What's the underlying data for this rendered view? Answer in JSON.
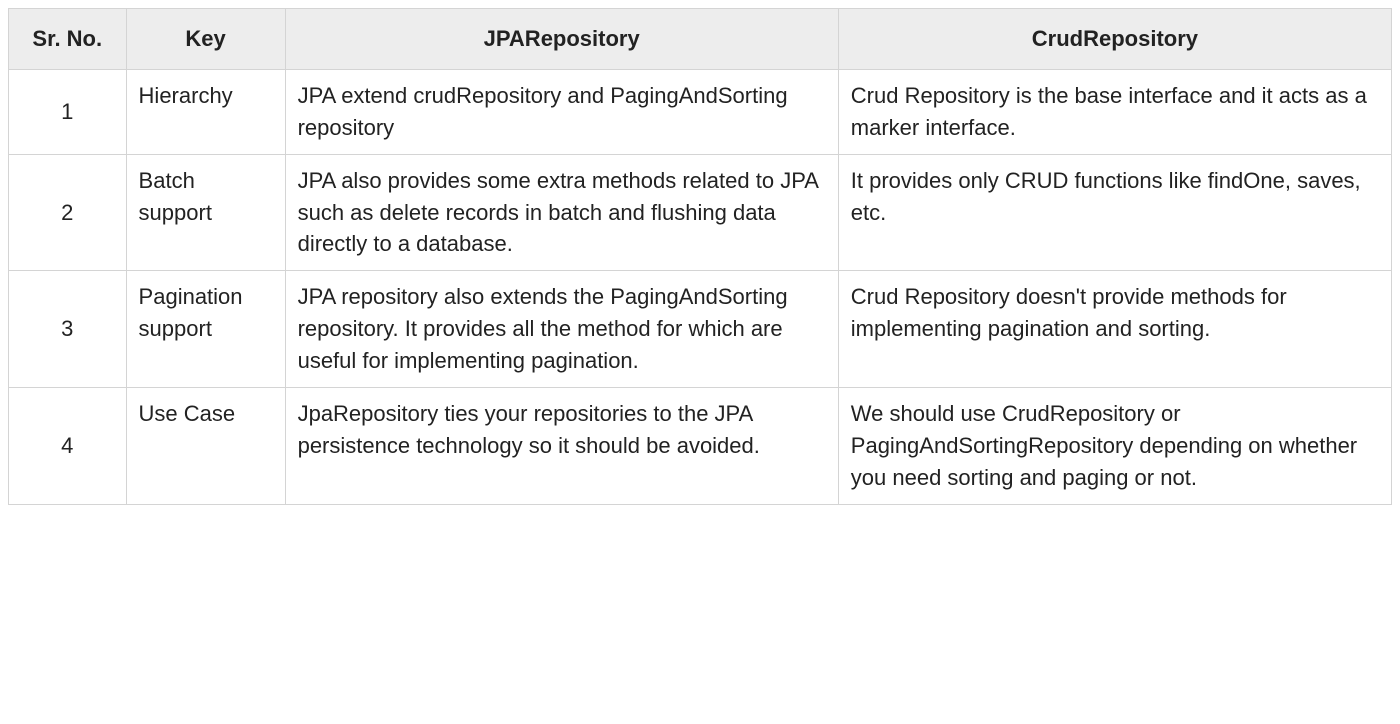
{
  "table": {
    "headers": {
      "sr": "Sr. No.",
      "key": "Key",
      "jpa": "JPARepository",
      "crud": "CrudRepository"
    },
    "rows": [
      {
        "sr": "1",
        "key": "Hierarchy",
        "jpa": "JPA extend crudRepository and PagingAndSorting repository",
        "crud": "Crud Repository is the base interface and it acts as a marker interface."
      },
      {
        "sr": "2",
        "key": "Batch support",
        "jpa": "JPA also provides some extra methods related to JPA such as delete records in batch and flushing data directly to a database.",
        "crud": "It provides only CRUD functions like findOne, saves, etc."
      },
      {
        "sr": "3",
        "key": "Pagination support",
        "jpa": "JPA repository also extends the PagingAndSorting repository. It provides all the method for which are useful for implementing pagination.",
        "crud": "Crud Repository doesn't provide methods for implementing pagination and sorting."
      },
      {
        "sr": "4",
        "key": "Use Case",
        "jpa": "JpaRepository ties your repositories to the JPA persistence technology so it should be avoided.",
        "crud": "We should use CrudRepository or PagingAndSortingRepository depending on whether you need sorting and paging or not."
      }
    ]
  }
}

· · · · · · ·

§ Task details
State the number of lines in this listing that contain the string "data", and add nothing else.

§ The result
2